**Task prompt:** Extract every record, exactly as written, and ignore the pictures.
--- start of Entries ---
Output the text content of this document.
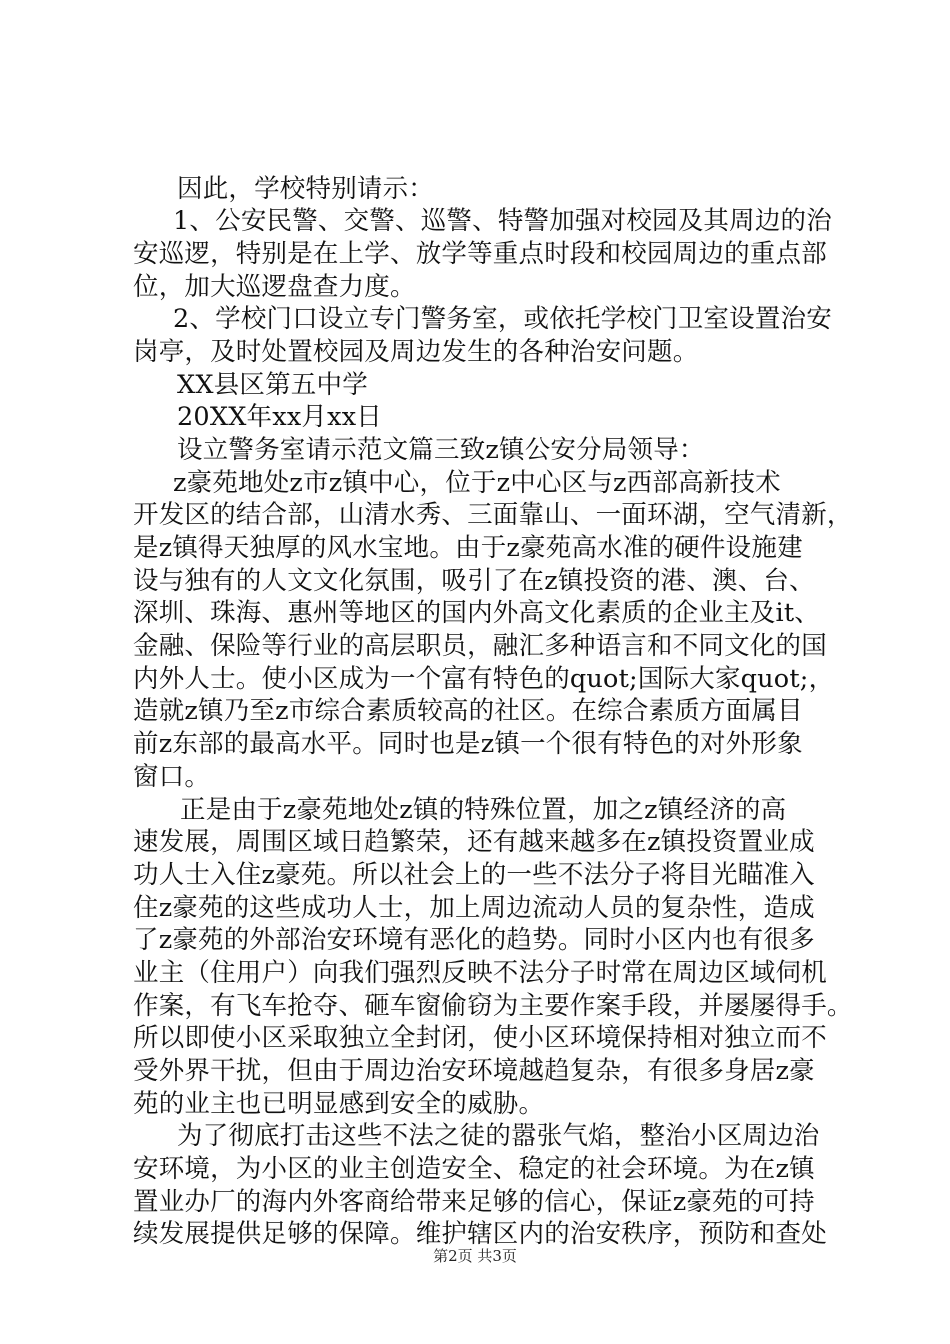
因此，学校特别请示：
1、公安民警、交警、巡警、特警加强对校园及其周边的治
安巡逻，特别是在上学、放学等重点时段和校园周边的重点部
位，加大巡逻盘查力度。
2、学校门口设立专门警务室，或依托学校门卫室设置治安
岗亭，及时处置校园及周边发生的各种治安问题。
XX县区第五中学
20XX年xx月xx日
设立警务室请示范文篇三致z镇公安分局领导：
z豪苑地处z市z镇中心，位于z中心区与z西部高新技术
开发区的结合部，山清水秀、三面靠山、一面环湖，空气清新，
是z镇得天独厚的风水宝地。由于z豪苑高水准的硬件设施建
设与独有的人文文化氛围，吸引了在z镇投资的港、澳、台、
深圳、珠海、惠州等地区的国内外高文化素质的企业主及it、
金融、保险等行业的高层职员，融汇多种语言和不同文化的国
内外人士。使小区成为一个富有特色的quot;国际大家quot;，
造就z镇乃至z市综合素质较高的社区。在综合素质方面属目
前z东部的最高水平。同时也是z镇一个很有特色的对外形象
窗口。
正是由于z豪苑地处z镇的特殊位置，加之z镇经济的高
速发展，周围区域日趋繁荣，还有越来越多在z镇投资置业成
功人士入住z豪苑。所以社会上的一些不法分子将目光瞄准入
住z豪苑的这些成功人士，加上周边流动人员的复杂性，造成
了z豪苑的外部治安环境有恶化的趋势。同时小区内也有很多
业主（住用户）向我们强烈反映不法分子时常在周边区域伺机
作案，有飞车抢夺、砸车窗偷窃为主要作案手段，并屡屡得手。
所以即使小区采取独立全封闭，使小区环境保持相对独立而不
受外界干扰，但由于周边治安环境越趋复杂，有很多身居z豪
苑的业主也已明显感到安全的威胁。
为了彻底打击这些不法之徒的嚣张气焰，整治小区周边治
安环境，为小区的业主创造安全、稳定的社会环境。为在z镇
置业办厂的海内外客商给带来足够的信心，保证z豪苑的可持
续发展提供足够的保障。维护辖区内的治安秩序，预防和查处
第2页 共3页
--- end of Entries ---
**Exercise solution:**
Output the text content of this document.
因此，学校特别请示：
1、公安民警、交警、巡警、特警加强对校园及其周边的治
安巡逻，特别是在上学、放学等重点时段和校园周边的重点部
位，加大巡逻盘查力度。
2、学校门口设立专门警务室，或依托学校门卫室设置治安
岗亭，及时处置校园及周边发生的各种治安问题。
XX县区第五中学
20XX年xx月xx日
设立警务室请示范文篇三致z镇公安分局领导：
z豪苑地处z市z镇中心，位于z中心区与z西部高新技术
开发区的结合部，山清水秀、三面靠山、一面环湖，空气清新，
是z镇得天独厚的风水宝地。由于z豪苑高水准的硬件设施建
设与独有的人文文化氛围，吸引了在z镇投资的港、澳、台、
深圳、珠海、惠州等地区的国内外高文化素质的企业主及it、
金融、保险等行业的高层职员，融汇多种语言和不同文化的国
内外人士。使小区成为一个富有特色的quot;国际大家quot;，
造就z镇乃至z市综合素质较高的社区。在综合素质方面属目
前z东部的最高水平。同时也是z镇一个很有特色的对外形象
窗口。
正是由于z豪苑地处z镇的特殊位置，加之z镇经济的高
速发展，周围区域日趋繁荣，还有越来越多在z镇投资置业成
功人士入住z豪苑。所以社会上的一些不法分子将目光瞄准入
住z豪苑的这些成功人士，加上周边流动人员的复杂性，造成
了z豪苑的外部治安环境有恶化的趋势。同时小区内也有很多
业主（住用户）向我们强烈反映不法分子时常在周边区域伺机
作案，有飞车抢夺、砸车窗偷窃为主要作案手段，并屡屡得手。
所以即使小区采取独立全封闭，使小区环境保持相对独立而不
受外界干扰，但由于周边治安环境越趋复杂，有很多身居z豪
苑的业主也已明显感到安全的威胁。
为了彻底打击这些不法之徒的嚣张气焰，整治小区周边治
安环境，为小区的业主创造安全、稳定的社会环境。为在z镇
置业办厂的海内外客商给带来足够的信心，保证z豪苑的可持
续发展提供足够的保障。维护辖区内的治安秩序，预防和查处
第2页 共3页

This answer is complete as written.